**Exercise objective**
Provide only the number of lines in the data below that contain the string "Variation".
== Material
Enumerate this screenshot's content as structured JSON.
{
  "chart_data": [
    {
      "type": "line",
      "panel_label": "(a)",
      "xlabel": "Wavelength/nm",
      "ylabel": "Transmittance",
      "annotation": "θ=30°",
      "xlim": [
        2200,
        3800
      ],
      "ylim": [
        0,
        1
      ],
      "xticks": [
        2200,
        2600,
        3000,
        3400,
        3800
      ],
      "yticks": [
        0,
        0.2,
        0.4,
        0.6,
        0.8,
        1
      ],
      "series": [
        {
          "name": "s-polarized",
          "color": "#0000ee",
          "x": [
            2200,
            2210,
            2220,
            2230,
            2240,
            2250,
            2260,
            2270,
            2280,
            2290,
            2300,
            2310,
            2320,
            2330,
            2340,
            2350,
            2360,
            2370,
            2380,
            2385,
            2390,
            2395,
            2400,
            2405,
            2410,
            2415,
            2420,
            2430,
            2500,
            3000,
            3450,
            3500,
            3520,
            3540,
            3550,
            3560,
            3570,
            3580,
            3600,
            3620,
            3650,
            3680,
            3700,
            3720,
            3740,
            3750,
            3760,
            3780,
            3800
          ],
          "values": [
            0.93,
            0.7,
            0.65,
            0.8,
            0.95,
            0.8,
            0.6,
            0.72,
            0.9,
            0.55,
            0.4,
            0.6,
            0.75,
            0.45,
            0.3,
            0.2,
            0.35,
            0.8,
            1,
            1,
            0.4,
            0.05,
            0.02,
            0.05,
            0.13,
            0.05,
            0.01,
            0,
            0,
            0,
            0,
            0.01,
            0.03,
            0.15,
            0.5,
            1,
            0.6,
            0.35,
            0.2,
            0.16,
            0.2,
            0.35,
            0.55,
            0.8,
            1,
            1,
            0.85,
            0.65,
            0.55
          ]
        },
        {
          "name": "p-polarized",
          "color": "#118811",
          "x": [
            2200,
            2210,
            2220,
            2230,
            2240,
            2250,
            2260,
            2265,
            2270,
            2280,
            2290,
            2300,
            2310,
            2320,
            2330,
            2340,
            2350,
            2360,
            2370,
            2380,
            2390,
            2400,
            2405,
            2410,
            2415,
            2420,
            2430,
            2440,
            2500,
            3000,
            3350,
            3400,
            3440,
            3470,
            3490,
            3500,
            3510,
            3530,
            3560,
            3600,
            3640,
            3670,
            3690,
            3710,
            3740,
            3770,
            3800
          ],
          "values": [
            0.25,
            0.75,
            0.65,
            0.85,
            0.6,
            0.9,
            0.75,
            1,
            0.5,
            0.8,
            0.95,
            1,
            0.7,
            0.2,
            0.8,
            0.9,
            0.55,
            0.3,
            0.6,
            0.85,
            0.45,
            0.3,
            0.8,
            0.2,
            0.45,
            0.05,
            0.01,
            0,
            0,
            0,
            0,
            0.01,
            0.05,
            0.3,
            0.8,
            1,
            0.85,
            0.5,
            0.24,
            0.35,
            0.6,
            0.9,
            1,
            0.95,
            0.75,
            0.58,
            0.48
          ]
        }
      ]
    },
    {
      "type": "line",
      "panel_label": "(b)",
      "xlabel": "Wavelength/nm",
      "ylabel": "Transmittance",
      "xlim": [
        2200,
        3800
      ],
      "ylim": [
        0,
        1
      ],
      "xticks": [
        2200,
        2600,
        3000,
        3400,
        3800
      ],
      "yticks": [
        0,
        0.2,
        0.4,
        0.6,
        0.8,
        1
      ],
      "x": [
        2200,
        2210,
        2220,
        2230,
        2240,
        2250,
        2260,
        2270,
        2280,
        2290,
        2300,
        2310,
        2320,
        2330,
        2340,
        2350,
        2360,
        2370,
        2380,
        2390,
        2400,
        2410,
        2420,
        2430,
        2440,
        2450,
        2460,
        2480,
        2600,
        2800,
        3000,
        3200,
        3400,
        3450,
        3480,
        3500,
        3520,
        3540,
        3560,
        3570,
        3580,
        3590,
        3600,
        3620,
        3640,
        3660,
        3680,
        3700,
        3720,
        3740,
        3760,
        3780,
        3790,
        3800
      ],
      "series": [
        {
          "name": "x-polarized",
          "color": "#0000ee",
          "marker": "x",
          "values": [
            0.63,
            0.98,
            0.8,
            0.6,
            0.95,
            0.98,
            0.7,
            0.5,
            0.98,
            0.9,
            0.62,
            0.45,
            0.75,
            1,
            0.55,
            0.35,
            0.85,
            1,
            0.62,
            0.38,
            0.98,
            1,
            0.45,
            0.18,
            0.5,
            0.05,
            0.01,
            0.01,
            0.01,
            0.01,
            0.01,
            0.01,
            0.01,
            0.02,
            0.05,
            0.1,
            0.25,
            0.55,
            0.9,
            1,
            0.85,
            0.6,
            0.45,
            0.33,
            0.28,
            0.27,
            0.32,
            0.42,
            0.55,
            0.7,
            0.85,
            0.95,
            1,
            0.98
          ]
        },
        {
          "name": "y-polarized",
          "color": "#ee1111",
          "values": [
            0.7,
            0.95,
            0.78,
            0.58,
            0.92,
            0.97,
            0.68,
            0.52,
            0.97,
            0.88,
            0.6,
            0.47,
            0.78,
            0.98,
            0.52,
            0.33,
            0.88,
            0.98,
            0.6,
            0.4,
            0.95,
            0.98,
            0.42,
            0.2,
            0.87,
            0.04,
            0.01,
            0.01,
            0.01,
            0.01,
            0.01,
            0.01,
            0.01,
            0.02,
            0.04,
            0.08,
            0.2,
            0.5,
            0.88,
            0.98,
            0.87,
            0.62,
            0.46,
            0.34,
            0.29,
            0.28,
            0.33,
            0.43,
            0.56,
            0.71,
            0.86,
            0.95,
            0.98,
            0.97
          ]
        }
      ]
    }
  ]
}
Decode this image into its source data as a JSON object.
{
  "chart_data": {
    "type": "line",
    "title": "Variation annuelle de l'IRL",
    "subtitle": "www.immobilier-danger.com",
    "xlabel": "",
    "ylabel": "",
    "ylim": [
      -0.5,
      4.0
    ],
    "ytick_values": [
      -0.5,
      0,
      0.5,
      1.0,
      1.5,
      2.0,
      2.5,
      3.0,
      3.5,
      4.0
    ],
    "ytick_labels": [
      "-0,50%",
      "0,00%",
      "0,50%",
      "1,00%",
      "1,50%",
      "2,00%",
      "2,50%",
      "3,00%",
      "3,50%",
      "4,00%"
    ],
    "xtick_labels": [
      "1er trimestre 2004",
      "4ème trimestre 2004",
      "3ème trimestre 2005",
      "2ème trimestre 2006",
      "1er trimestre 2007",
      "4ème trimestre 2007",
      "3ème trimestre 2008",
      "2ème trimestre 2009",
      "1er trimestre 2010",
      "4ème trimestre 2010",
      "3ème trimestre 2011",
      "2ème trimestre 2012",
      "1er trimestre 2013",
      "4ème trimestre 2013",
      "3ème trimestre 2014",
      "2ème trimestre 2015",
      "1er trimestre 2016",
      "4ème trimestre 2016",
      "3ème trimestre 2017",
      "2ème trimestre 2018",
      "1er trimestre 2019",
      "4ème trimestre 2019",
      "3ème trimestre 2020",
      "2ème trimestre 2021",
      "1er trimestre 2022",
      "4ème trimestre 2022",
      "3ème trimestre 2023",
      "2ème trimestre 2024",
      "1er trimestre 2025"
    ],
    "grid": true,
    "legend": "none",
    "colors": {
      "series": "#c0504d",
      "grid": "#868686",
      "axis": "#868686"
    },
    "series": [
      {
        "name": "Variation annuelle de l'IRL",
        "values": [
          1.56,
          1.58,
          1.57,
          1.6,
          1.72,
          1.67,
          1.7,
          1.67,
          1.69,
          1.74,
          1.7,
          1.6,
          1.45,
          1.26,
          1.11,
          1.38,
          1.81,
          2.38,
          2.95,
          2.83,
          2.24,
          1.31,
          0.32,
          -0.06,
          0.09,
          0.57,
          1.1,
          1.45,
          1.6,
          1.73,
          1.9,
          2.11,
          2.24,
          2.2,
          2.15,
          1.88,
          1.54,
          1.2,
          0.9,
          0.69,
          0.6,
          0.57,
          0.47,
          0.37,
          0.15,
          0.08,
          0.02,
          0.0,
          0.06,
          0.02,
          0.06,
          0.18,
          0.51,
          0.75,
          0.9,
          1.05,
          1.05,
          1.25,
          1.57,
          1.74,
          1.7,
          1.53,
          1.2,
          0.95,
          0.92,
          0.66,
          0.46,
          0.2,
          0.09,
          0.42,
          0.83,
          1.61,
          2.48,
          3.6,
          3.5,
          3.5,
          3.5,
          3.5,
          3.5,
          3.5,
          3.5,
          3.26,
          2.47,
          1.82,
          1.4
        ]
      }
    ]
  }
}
====
**Written answer**
2